++++ AVAILABLE RECORDS

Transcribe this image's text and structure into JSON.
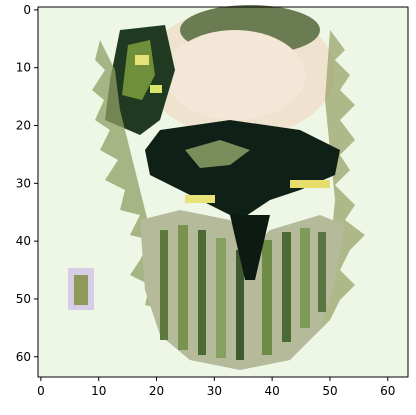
{
  "image": {
    "description_source": "matplotlib imshow of a 64x64 pixelated image",
    "extent": {
      "x": [
        0,
        63
      ],
      "y": [
        0,
        63
      ]
    }
  },
  "axes": {
    "x_ticks": [
      "0",
      "10",
      "20",
      "30",
      "40",
      "50",
      "60"
    ],
    "y_ticks": [
      "0",
      "10",
      "20",
      "30",
      "40",
      "50",
      "60"
    ],
    "x_tick_values": [
      0,
      10,
      20,
      30,
      40,
      50,
      60
    ],
    "y_tick_values": [
      0,
      10,
      20,
      30,
      40,
      50,
      60
    ]
  },
  "colors": {
    "background": "#eef7e6",
    "cream": "#f0e6d2",
    "pale": "#e6f2dc",
    "olive": "#8a9a5b",
    "dark": "#0d1f16",
    "green": "#5d7a3c",
    "yellow": "#e8e27a",
    "purple": "#6b5aa0",
    "gray": "#9aa38a",
    "tan": "#c9b897"
  }
}
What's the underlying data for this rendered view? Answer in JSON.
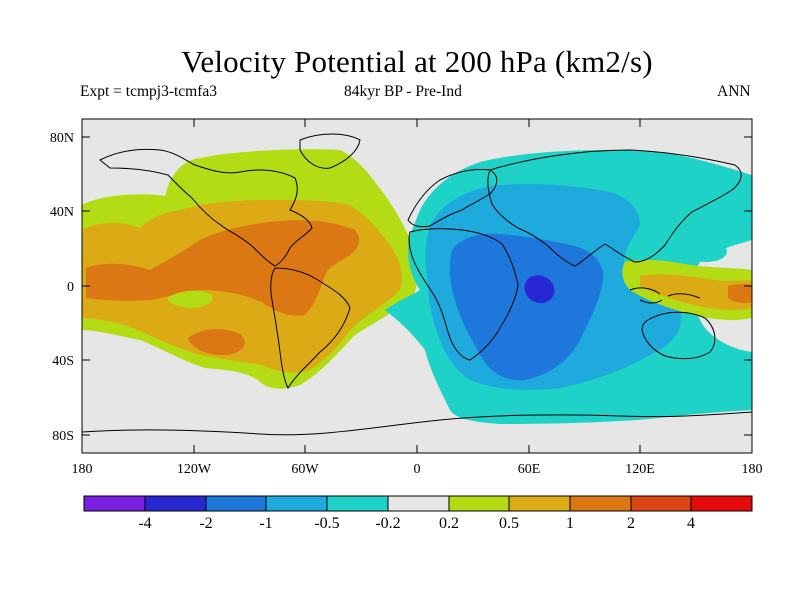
{
  "title": "Velocity Potential at 200 hPa (km2/s)",
  "subtitle_left": "Expt = tcmpj3-tcmfa3",
  "subtitle_center": "84kyr BP - Pre-Ind",
  "subtitle_right": "ANN",
  "axes": {
    "lat_ticks": [
      "80N",
      "40N",
      "0",
      "40S",
      "80S"
    ],
    "lon_ticks": [
      "180",
      "120W",
      "60W",
      "0",
      "60E",
      "120E",
      "180"
    ]
  },
  "colorbar": {
    "labels": [
      "-4",
      "-2",
      "-1",
      "-0.5",
      "-0.2",
      "0.2",
      "0.5",
      "1",
      "2",
      "4"
    ],
    "colors": [
      "#7a1ee0",
      "#2828d2",
      "#1e78dc",
      "#1eaadc",
      "#1ed2c8",
      "#e6e6e6",
      "#b4dc14",
      "#dcaa14",
      "#dc7814",
      "#dc4614",
      "#e60a0a"
    ]
  },
  "map_palette": {
    "land_line": "#000000",
    "neutral": "#e6e6e6",
    "v_neg4": "#2828d2",
    "v_neg2": "#1e78dc",
    "v_neg1": "#1eaadc",
    "v_neg05": "#1ed2c8",
    "v_pos02": "#b4dc14",
    "v_pos05": "#dcaa14",
    "v_pos1": "#dc7814",
    "v_pos2": "#dc4614"
  }
}
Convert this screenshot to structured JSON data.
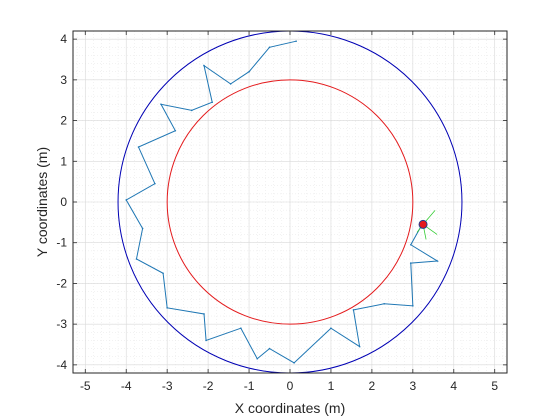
{
  "chart_data": {
    "type": "line",
    "xlabel": "X coordinates (m)",
    "ylabel": "Y coordinates (m)",
    "xlim": [
      -5.3,
      5.3
    ],
    "ylim": [
      -4.2,
      4.2
    ],
    "xticks": [
      -5,
      -4,
      -3,
      -2,
      -1,
      0,
      1,
      2,
      3,
      4,
      5
    ],
    "yticks": [
      -4,
      -3,
      -2,
      -1,
      0,
      1,
      2,
      3,
      4
    ],
    "xtick_labels": [
      "-5",
      "-4",
      "-3",
      "-2",
      "-1",
      "0",
      "1",
      "2",
      "3",
      "4",
      "5"
    ],
    "ytick_labels": [
      "-4",
      "-3",
      "-2",
      "-1",
      "0",
      "1",
      "2",
      "3",
      "4"
    ],
    "grid": true,
    "minor_grid": true,
    "series": [
      {
        "kind": "circle",
        "center": [
          0,
          0
        ],
        "radius": 4.2,
        "color": "#0000b4"
      },
      {
        "kind": "circle",
        "center": [
          0,
          0
        ],
        "radius": 3.0,
        "color": "#e41a1c"
      },
      {
        "kind": "path",
        "color": "#1f77b4",
        "x": [
          0.15,
          -0.5,
          -1.0,
          -1.45,
          -2.1,
          -1.9,
          -2.4,
          -3.15,
          -2.8,
          -3.7,
          -3.3,
          -4.0,
          -3.6,
          -3.75,
          -3.1,
          -3.0,
          -2.1,
          -2.05,
          -1.2,
          -0.8,
          -0.5,
          0.1,
          1.0,
          1.7,
          1.55,
          2.3,
          3.0,
          2.95,
          3.6,
          2.95,
          3.2
        ],
        "y": [
          3.95,
          3.8,
          3.2,
          2.9,
          3.35,
          2.45,
          2.25,
          2.4,
          1.75,
          1.35,
          0.45,
          0.05,
          -0.65,
          -1.4,
          -1.75,
          -2.6,
          -2.75,
          -3.4,
          -3.1,
          -3.85,
          -3.6,
          -3.95,
          -3.1,
          -3.55,
          -2.65,
          -2.5,
          -2.55,
          -1.5,
          -1.45,
          -1.05,
          -0.6
        ]
      },
      {
        "kind": "robot",
        "x": 3.25,
        "y": -0.55,
        "color": "#e41a1c"
      }
    ]
  }
}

++++++++

WHAT YOU NEED TO DO
Copy out each line that contains the word "coordinates".

TASK OUTPUT
    "xlabel": "X coordinates (m)",
    "ylabel": "Y coordinates (m)",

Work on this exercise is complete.